• [Directions for this task] Below is a listing; reproduce each line of it exactly.

======== Source records ========

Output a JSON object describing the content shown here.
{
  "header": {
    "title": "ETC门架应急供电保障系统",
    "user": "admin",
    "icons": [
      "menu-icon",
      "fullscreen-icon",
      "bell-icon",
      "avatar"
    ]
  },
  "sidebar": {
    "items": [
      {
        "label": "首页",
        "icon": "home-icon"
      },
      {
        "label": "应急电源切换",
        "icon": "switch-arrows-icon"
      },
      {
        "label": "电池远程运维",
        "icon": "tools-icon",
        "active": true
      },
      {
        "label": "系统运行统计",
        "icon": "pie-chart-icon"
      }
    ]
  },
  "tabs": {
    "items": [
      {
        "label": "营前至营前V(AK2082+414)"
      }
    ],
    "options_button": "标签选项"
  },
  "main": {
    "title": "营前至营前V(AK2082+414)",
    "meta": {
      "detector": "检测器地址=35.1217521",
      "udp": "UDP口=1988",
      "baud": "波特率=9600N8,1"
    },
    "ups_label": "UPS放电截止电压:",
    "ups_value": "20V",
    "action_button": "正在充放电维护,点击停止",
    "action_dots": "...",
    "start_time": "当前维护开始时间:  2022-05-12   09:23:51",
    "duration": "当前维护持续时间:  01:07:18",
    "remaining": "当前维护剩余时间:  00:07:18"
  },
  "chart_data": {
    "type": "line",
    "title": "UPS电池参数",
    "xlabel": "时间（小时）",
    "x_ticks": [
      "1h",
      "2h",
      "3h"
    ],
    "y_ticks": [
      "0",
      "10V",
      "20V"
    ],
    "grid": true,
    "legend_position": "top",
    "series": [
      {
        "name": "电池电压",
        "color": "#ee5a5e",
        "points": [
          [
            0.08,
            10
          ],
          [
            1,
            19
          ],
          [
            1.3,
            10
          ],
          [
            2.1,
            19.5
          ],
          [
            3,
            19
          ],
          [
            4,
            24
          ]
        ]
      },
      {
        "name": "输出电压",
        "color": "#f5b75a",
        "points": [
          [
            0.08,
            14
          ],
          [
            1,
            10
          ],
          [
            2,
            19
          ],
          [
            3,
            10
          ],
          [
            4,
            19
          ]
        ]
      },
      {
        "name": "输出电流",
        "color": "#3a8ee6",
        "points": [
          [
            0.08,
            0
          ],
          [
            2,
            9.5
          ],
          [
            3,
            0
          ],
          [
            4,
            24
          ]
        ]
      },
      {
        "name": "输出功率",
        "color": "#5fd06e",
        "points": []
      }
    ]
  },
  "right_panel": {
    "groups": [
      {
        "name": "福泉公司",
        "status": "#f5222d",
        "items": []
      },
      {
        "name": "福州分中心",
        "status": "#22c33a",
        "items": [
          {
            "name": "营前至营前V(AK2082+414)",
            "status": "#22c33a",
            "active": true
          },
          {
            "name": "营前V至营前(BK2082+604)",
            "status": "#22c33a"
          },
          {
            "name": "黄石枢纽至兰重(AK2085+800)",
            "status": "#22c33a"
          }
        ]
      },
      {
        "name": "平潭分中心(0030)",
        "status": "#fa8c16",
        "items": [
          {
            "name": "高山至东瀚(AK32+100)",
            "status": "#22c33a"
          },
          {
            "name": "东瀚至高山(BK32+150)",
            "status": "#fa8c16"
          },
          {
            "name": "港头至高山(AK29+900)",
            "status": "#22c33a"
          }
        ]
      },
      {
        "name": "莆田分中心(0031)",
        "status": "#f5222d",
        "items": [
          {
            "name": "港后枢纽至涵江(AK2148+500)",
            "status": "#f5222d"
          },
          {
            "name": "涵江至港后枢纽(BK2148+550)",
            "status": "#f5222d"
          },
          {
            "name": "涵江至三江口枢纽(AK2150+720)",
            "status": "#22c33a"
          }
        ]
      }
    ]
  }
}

========

• [Exercise output]
Output a JSON object describing the content shown here.
{
  "header": {
    "title": "ETC门架应急供电保障系统",
    "user": "admin",
    "icons": [
      "menu-icon",
      "fullscreen-icon",
      "bell-icon",
      "avatar"
    ]
  },
  "sidebar": {
    "items": [
      {
        "label": "首页",
        "icon": "home-icon"
      },
      {
        "label": "应急电源切换",
        "icon": "switch-arrows-icon"
      },
      {
        "label": "电池远程运维",
        "icon": "tools-icon",
        "active": true
      },
      {
        "label": "系统运行统计",
        "icon": "pie-chart-icon"
      }
    ]
  },
  "tabs": {
    "items": [
      {
        "label": "营前至营前V(AK2082+414)"
      }
    ],
    "options_button": "标签选项"
  },
  "main": {
    "title": "营前至营前V(AK2082+414)",
    "meta": {
      "detector": "检测器地址=35.1217521",
      "udp": "UDP口=1988",
      "baud": "波特率=9600N8,1"
    },
    "ups_label": "UPS放电截止电压:",
    "ups_value": "20V",
    "action_button": "正在充放电维护,点击停止",
    "action_dots": "...",
    "start_time": "当前维护开始时间:  2022-05-12   09:23:51",
    "duration": "当前维护持续时间:  01:07:18",
    "remaining": "当前维护剩余时间:  00:07:18"
  },
  "chart_data": {
    "type": "line",
    "title": "UPS电池参数",
    "xlabel": "时间（小时）",
    "x_ticks": [
      "1h",
      "2h",
      "3h"
    ],
    "y_ticks": [
      "0",
      "10V",
      "20V"
    ],
    "grid": true,
    "legend_position": "top",
    "series": [
      {
        "name": "电池电压",
        "color": "#ee5a5e",
        "points": [
          [
            0.08,
            10
          ],
          [
            1,
            19
          ],
          [
            1.3,
            10
          ],
          [
            2.1,
            19.5
          ],
          [
            3,
            19
          ],
          [
            4,
            24
          ]
        ]
      },
      {
        "name": "输出电压",
        "color": "#f5b75a",
        "points": [
          [
            0.08,
            14
          ],
          [
            1,
            10
          ],
          [
            2,
            19
          ],
          [
            3,
            10
          ],
          [
            4,
            19
          ]
        ]
      },
      {
        "name": "输出电流",
        "color": "#3a8ee6",
        "points": [
          [
            0.08,
            0
          ],
          [
            2,
            9.5
          ],
          [
            3,
            0
          ],
          [
            4,
            24
          ]
        ]
      },
      {
        "name": "输出功率",
        "color": "#5fd06e",
        "points": []
      }
    ]
  },
  "right_panel": {
    "groups": [
      {
        "name": "福泉公司",
        "status": "#f5222d",
        "items": []
      },
      {
        "name": "福州分中心",
        "status": "#22c33a",
        "items": [
          {
            "name": "营前至营前V(AK2082+414)",
            "status": "#22c33a",
            "active": true
          },
          {
            "name": "营前V至营前(BK2082+604)",
            "status": "#22c33a"
          },
          {
            "name": "黄石枢纽至兰重(AK2085+800)",
            "status": "#22c33a"
          }
        ]
      },
      {
        "name": "平潭分中心(0030)",
        "status": "#fa8c16",
        "items": [
          {
            "name": "高山至东瀚(AK32+100)",
            "status": "#22c33a"
          },
          {
            "name": "东瀚至高山(BK32+150)",
            "status": "#fa8c16"
          },
          {
            "name": "港头至高山(AK29+900)",
            "status": "#22c33a"
          }
        ]
      },
      {
        "name": "莆田分中心(0031)",
        "status": "#f5222d",
        "items": [
          {
            "name": "港后枢纽至涵江(AK2148+500)",
            "status": "#f5222d"
          },
          {
            "name": "涵江至港后枢纽(BK2148+550)",
            "status": "#f5222d"
          },
          {
            "name": "涵江至三江口枢纽(AK2150+720)",
            "status": "#22c33a"
          }
        ]
      }
    ]
  }
}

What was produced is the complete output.